## Given task
Every line with the word "type" in it should be extracted from the data that follows.

[Lines of data]
=======

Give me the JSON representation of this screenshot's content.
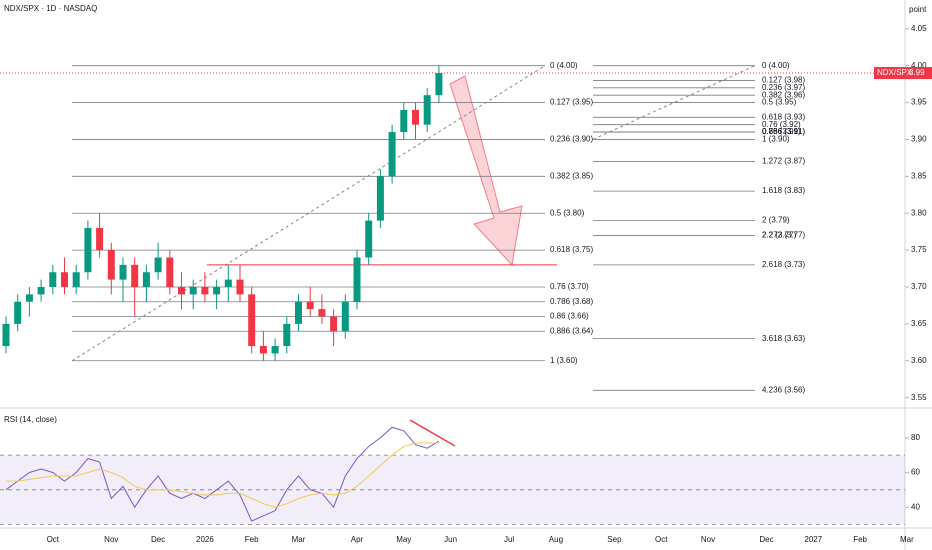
{
  "chart_data": [
    {
      "type": "candlestick",
      "title": "NDX/SPX · 1D · NASDAQ",
      "y_axis_label": "point",
      "categories": [
        null,
        null,
        null,
        null,
        "Oct",
        null,
        null,
        null,
        null,
        "Nov",
        null,
        null,
        null,
        "Dec",
        null,
        null,
        null,
        "2026",
        null,
        null,
        null,
        "Feb",
        null,
        null,
        null,
        "Mar",
        null,
        null,
        null,
        null,
        "Apr",
        null,
        null,
        null,
        "May",
        null,
        null,
        null,
        "Jun",
        null,
        null,
        null,
        null,
        "Jul",
        null,
        null,
        null,
        "Aug",
        null,
        null,
        null,
        null,
        "Sep",
        null,
        null,
        null,
        "Oct",
        null,
        null,
        null,
        "Nov",
        null,
        null,
        null,
        null,
        "Dec",
        null,
        null,
        null,
        "2027",
        null,
        null,
        null,
        "Feb",
        null,
        null,
        null,
        "Mar"
      ],
      "open": [
        3.62,
        3.65,
        3.68,
        3.69,
        3.7,
        3.72,
        3.7,
        3.72,
        3.78,
        3.75,
        3.71,
        3.73,
        3.7,
        3.72,
        3.74,
        3.7,
        3.69,
        3.7,
        3.69,
        3.7,
        3.71,
        3.69,
        3.62,
        3.61,
        3.62,
        3.65,
        3.68,
        3.67,
        3.66,
        3.64,
        3.68,
        3.74,
        3.79,
        3.85,
        3.91,
        3.94,
        3.92,
        3.96,
        null,
        null,
        null,
        null,
        null,
        null,
        null,
        null,
        null,
        null,
        null,
        null,
        null,
        null,
        null,
        null,
        null,
        null,
        null,
        null,
        null,
        null,
        null,
        null,
        null,
        null,
        null,
        null,
        null,
        null,
        null,
        null,
        null,
        null,
        null,
        null,
        null,
        null,
        null,
        null
      ],
      "high": [
        3.66,
        3.69,
        3.7,
        3.71,
        3.73,
        3.74,
        3.73,
        3.79,
        3.8,
        3.76,
        3.74,
        3.74,
        3.73,
        3.76,
        3.75,
        3.72,
        3.71,
        3.72,
        3.71,
        3.73,
        3.73,
        3.7,
        3.64,
        3.63,
        3.66,
        3.69,
        3.7,
        3.69,
        3.67,
        3.69,
        3.75,
        3.8,
        3.86,
        3.92,
        3.95,
        3.95,
        3.97,
        4.0,
        null,
        null,
        null,
        null,
        null,
        null,
        null,
        null,
        null,
        null,
        null,
        null,
        null,
        null,
        null,
        null,
        null,
        null,
        null,
        null,
        null,
        null,
        null,
        null,
        null,
        null,
        null,
        null,
        null,
        null,
        null,
        null,
        null,
        null,
        null,
        null,
        null,
        null,
        null,
        null
      ],
      "low": [
        3.61,
        3.64,
        3.66,
        3.68,
        3.69,
        3.69,
        3.69,
        3.71,
        3.74,
        3.69,
        3.68,
        3.66,
        3.68,
        3.71,
        3.69,
        3.67,
        3.67,
        3.68,
        3.67,
        3.68,
        3.68,
        3.61,
        3.6,
        3.6,
        3.61,
        3.64,
        3.66,
        3.65,
        3.62,
        3.63,
        3.67,
        3.73,
        3.78,
        3.84,
        3.9,
        3.9,
        3.91,
        3.95,
        null,
        null,
        null,
        null,
        null,
        null,
        null,
        null,
        null,
        null,
        null,
        null,
        null,
        null,
        null,
        null,
        null,
        null,
        null,
        null,
        null,
        null,
        null,
        null,
        null,
        null,
        null,
        null,
        null,
        null,
        null,
        null,
        null,
        null,
        null,
        null,
        null,
        null,
        null,
        null
      ],
      "close": [
        3.65,
        3.68,
        3.69,
        3.7,
        3.72,
        3.7,
        3.72,
        3.78,
        3.75,
        3.71,
        3.73,
        3.7,
        3.72,
        3.74,
        3.7,
        3.69,
        3.7,
        3.69,
        3.7,
        3.71,
        3.69,
        3.62,
        3.61,
        3.62,
        3.65,
        3.68,
        3.67,
        3.66,
        3.64,
        3.68,
        3.74,
        3.79,
        3.85,
        3.91,
        3.94,
        3.92,
        3.96,
        3.99,
        null,
        null,
        null,
        null,
        null,
        null,
        null,
        null,
        null,
        null,
        null,
        null,
        null,
        null,
        null,
        null,
        null,
        null,
        null,
        null,
        null,
        null,
        null,
        null,
        null,
        null,
        null,
        null,
        null,
        null,
        null,
        null,
        null,
        null,
        null,
        null,
        null,
        null,
        null,
        null
      ],
      "up_color": "#089981",
      "down_color": "#f23645",
      "ylim": [
        3.536,
        4.089
      ],
      "yticks": [
        3.55,
        {
          "value": 3.6,
          "label": "3.60"
        },
        3.65,
        {
          "value": 3.7,
          "label": "3.70"
        },
        3.75,
        {
          "value": 3.8,
          "label": "3.80"
        },
        3.85,
        {
          "value": 3.9,
          "label": "3.90"
        },
        3.95,
        {
          "value": 4,
          "label": "4.00"
        },
        4.05
      ],
      "grid": false,
      "price_tag_label": "NDX/SPX",
      "fib_retracement": {
        "labels": [
          "0 (4.00)",
          "0.127 (3.95)",
          "0.236 (3.90)",
          "0.382 (3.85)",
          "0.5 (3.80)",
          "0.618 (3.75)",
          "0.76 (3.70)",
          "0.786 (3.68)",
          "0.86 (3.66)",
          "0.886 (3.64)",
          "1 (3.60)"
        ],
        "values": [
          4.0,
          3.95,
          3.9,
          3.85,
          3.8,
          3.75,
          3.7,
          3.68,
          3.66,
          3.64,
          3.6
        ]
      },
      "fib_extension": {
        "labels": [
          "0 (4.00)",
          "0.127 (3.98)",
          "0.236 (3.97)",
          "0.382 (3.96)",
          "0.5 (3.95)",
          "0.618 (3.93)",
          "0.76 (3.92)",
          "0.786 (3.91)",
          "0.86 (3.91)",
          "0.886 (3.91)",
          "1 (3.90)",
          "1.272 (3.87)",
          "1.618 (3.83)",
          "2 (3.79)",
          "2.2 (3.77)",
          "2.272 (3.77)",
          "2.618 (3.73)",
          "3.618 (3.63)",
          "4.236 (3.56)"
        ],
        "values": [
          4.0,
          3.98,
          3.97,
          3.96,
          3.95,
          3.93,
          3.92,
          3.91,
          3.91,
          3.91,
          3.9,
          3.87,
          3.83,
          3.79,
          3.77,
          3.77,
          3.73,
          3.63,
          3.56
        ]
      },
      "hline": 3.73,
      "hline_color": "#f23645"
    },
    {
      "type": "line",
      "title": "RSI (14, close)",
      "series": [
        {
          "color": "#7e57c2",
          "values": [
            50,
            55,
            60,
            62,
            60,
            55,
            60,
            68,
            66,
            45,
            52,
            40,
            50,
            58,
            48,
            45,
            48,
            45,
            50,
            55,
            47,
            32,
            35,
            38,
            50,
            58,
            50,
            48,
            40,
            58,
            68,
            75,
            80,
            86,
            84,
            76,
            74,
            78
          ]
        },
        {
          "color": "#f2c94c",
          "values": [
            55,
            55,
            56,
            57,
            58,
            58,
            58,
            60,
            62,
            60,
            57,
            52,
            50,
            50,
            50,
            49,
            48,
            47,
            47,
            48,
            48,
            45,
            42,
            40,
            42,
            45,
            47,
            48,
            47,
            48,
            52,
            58,
            64,
            70,
            75,
            77,
            77,
            77
          ]
        }
      ],
      "ylim": [
        28,
        96
      ],
      "yticks": [
        40,
        60,
        80
      ],
      "levels": [
        70,
        50,
        30
      ],
      "band_color": "#7e57c2"
    }
  ]
}
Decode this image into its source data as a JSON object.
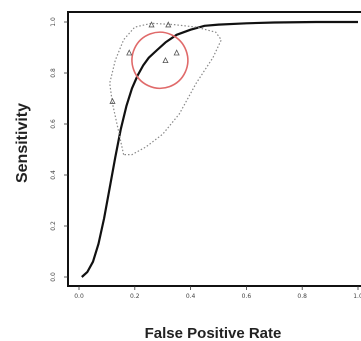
{
  "chart_data": {
    "type": "line",
    "title": "",
    "xlabel": "False Positive Rate",
    "ylabel": "Sensitivity",
    "xlim": [
      0,
      1
    ],
    "ylim": [
      0,
      1
    ],
    "x_ticks": [
      "0.0",
      "0.2",
      "0.4",
      "0.6",
      "0.8",
      "1.0"
    ],
    "y_ticks": [
      "0.0",
      "0.2",
      "0.4",
      "0.6",
      "0.8",
      "1.0"
    ],
    "grid": false,
    "legend": "none",
    "series": [
      {
        "role": "summary-curve",
        "style": "solid",
        "color": "#111111",
        "x": [
          0.01,
          0.03,
          0.05,
          0.07,
          0.09,
          0.11,
          0.13,
          0.15,
          0.17,
          0.19,
          0.21,
          0.23,
          0.25,
          0.28,
          0.31,
          0.35,
          0.4,
          0.45,
          0.5,
          0.6,
          0.7,
          0.85,
          1.0
        ],
        "y": [
          0.0,
          0.02,
          0.06,
          0.13,
          0.23,
          0.35,
          0.47,
          0.58,
          0.67,
          0.74,
          0.79,
          0.83,
          0.86,
          0.89,
          0.92,
          0.95,
          0.97,
          0.985,
          0.99,
          0.995,
          0.998,
          1.0,
          1.0
        ]
      },
      {
        "role": "prediction-region",
        "style": "dotted",
        "color": "#888888",
        "x": [
          0.16,
          0.14,
          0.12,
          0.11,
          0.13,
          0.16,
          0.2,
          0.26,
          0.34,
          0.42,
          0.49,
          0.51,
          0.48,
          0.42,
          0.36,
          0.3,
          0.24,
          0.19,
          0.16
        ],
        "y": [
          0.48,
          0.58,
          0.68,
          0.76,
          0.85,
          0.93,
          0.98,
          0.995,
          0.99,
          0.98,
          0.96,
          0.93,
          0.86,
          0.76,
          0.64,
          0.56,
          0.51,
          0.48,
          0.48
        ]
      }
    ],
    "confidence_region": {
      "style": "solid",
      "color": "#e06a6a",
      "center": [
        0.29,
        0.85
      ],
      "semi_axes": [
        0.1,
        0.11
      ]
    },
    "studies": {
      "marker": "triangle",
      "color": "#555555",
      "x": [
        0.12,
        0.18,
        0.26,
        0.31,
        0.35,
        0.32
      ],
      "y": [
        0.69,
        0.88,
        0.99,
        0.85,
        0.88,
        0.99
      ]
    }
  }
}
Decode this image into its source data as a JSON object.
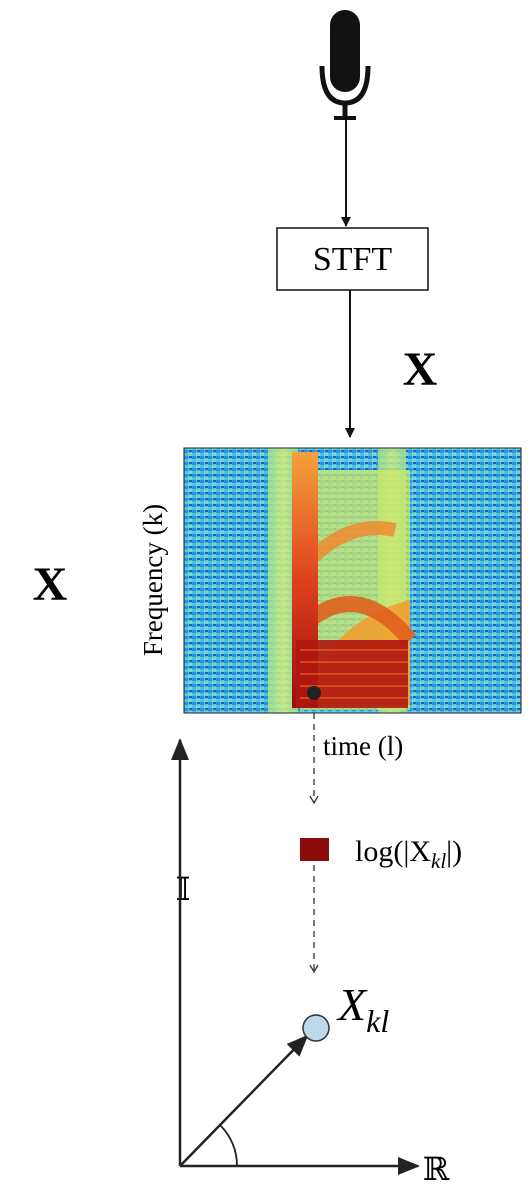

=======

## Exercise answer
      "type": "candlestick",
      "type": "line",
    "type": "line",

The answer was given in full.